■ **Document text**:
* begin *

Notable observations and surprises from 2024
Each year Surf Asylum braces for a rough start or end to our camp season with the potential for late spring or early fall blustery, onshore wind. Summer was well under way when the wind started picking up on 6/17. It blew steadily from 6/18 to 6/20 and culminated in 2 fun days of surf on 6/21 and 6/22 as the wind came around to a more favorable direction for organized surf.
When it rained it poured, literally and figuratively. It was windy for days on end, it was small for days on end, there was seaweed for weeks, rain, fog, etc… The dense sargasso this summer overlapped with an extended period of unusually clear water. During this timeframe Surf Asylum campers were introduced to 3 new (to us) species: the Sargassum fish Histrio histrio, the Sargassum nudibranch Scyllaea pelagica, and the Sargassum Pipefish Syngnathus pelagicus (a juvenile washed onto one of the camper’s boards and I thought it was an invertebrate until I looked it up).
Powerful South wind swell from Hurricane Debby on 8/5 dramatically reshaped the island’s sandbars. In recent years we’ve had a lot of dredge sand pushed up onto the beach making the access signs look like they’ve been cut in half. Debby’s impacts were particularly noticeable South of Main Beach where the outside sandbar had been pulled much further out and seemed to be several feet deeper. This created a deep, wide trough and our windows of ridable surf around low tide seemed to be much shorter on the island’s central and southern beaches. You could surf North of Main Beach at low tide and feel like you were surfing a typical outside sandbar at Peter’s Point or Seaside Park. The impact lasted for over a month.

* end *

■ **Objective 1**:
According to the surf observations, what storm produced the South wind swell that reshaped the island's sandbars on 8/5?

■ **Data listing**:
* begin *

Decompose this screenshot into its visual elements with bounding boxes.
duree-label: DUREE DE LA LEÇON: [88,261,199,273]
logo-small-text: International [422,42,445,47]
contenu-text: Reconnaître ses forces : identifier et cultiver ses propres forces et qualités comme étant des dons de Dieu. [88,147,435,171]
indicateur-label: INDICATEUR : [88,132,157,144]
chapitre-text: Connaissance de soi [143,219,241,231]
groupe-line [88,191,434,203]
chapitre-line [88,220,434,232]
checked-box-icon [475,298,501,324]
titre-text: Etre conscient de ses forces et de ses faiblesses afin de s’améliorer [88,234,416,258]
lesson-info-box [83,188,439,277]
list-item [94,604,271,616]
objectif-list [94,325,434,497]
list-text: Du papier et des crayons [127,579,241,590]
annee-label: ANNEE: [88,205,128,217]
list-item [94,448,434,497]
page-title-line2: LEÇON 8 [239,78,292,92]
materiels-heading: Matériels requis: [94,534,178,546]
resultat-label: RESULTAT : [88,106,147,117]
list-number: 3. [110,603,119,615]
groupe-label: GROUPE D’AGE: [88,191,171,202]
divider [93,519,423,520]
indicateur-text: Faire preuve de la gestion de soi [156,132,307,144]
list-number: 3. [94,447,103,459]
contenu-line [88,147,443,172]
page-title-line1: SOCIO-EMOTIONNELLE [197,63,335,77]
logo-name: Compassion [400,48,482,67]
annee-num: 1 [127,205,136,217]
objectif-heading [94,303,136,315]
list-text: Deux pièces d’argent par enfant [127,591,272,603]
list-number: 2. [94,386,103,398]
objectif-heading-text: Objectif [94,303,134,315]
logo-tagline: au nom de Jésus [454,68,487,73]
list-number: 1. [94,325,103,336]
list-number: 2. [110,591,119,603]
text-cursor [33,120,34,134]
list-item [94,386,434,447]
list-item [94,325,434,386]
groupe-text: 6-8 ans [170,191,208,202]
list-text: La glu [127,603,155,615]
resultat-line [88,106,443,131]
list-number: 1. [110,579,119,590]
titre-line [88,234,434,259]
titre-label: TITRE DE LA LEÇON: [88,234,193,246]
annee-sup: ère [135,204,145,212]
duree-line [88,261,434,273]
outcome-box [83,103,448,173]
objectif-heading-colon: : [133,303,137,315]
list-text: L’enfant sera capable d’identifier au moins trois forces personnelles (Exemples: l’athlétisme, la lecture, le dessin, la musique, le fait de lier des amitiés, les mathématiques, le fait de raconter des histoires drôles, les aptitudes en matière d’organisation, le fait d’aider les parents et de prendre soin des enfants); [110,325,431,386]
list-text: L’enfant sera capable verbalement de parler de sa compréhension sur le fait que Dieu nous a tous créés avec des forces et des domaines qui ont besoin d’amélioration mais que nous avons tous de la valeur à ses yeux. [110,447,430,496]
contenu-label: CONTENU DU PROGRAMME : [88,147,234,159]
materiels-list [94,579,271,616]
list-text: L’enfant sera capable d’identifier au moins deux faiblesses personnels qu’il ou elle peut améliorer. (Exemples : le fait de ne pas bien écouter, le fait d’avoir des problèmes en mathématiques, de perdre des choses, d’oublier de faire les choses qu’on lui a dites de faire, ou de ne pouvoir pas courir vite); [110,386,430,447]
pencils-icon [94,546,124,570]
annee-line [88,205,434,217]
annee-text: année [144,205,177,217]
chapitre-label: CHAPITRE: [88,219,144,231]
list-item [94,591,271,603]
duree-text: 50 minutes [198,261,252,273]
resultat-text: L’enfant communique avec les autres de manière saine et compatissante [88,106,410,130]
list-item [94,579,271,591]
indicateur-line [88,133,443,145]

* end *

■ **Objective 2**:
Repeat the records word for word, starting with their first line and going on through the line with "list-number: 3. [110,603,119,615]".

■ **Exercise answer 1**:
Hurricane Debby

■ **Exercise answer 2**:
Decompose this screenshot into its visual elements with bounding boxes.
duree-label: DUREE DE LA LEÇON: [88,261,199,273]
logo-small-text: International [422,42,445,47]
contenu-text: Reconnaître ses forces : identifier et cultiver ses propres forces et qualités comme étant des dons de Dieu. [88,147,435,171]
indicateur-label: INDICATEUR : [88,132,157,144]
chapitre-text: Connaissance de soi [143,219,241,231]
groupe-line [88,191,434,203]
chapitre-line [88,220,434,232]
checked-box-icon [475,298,501,324]
titre-text: Etre conscient de ses forces et de ses faiblesses afin de s’améliorer [88,234,416,258]
lesson-info-box [83,188,439,277]
list-item [94,604,271,616]
objectif-list [94,325,434,497]
list-text: Du papier et des crayons [127,579,241,590]
annee-label: ANNEE: [88,205,128,217]
list-item [94,448,434,497]
page-title-line2: LEÇON 8 [239,78,292,92]
materiels-heading: Matériels requis: [94,534,178,546]
resultat-label: RESULTAT : [88,106,147,117]
list-number: 3. [110,603,119,615]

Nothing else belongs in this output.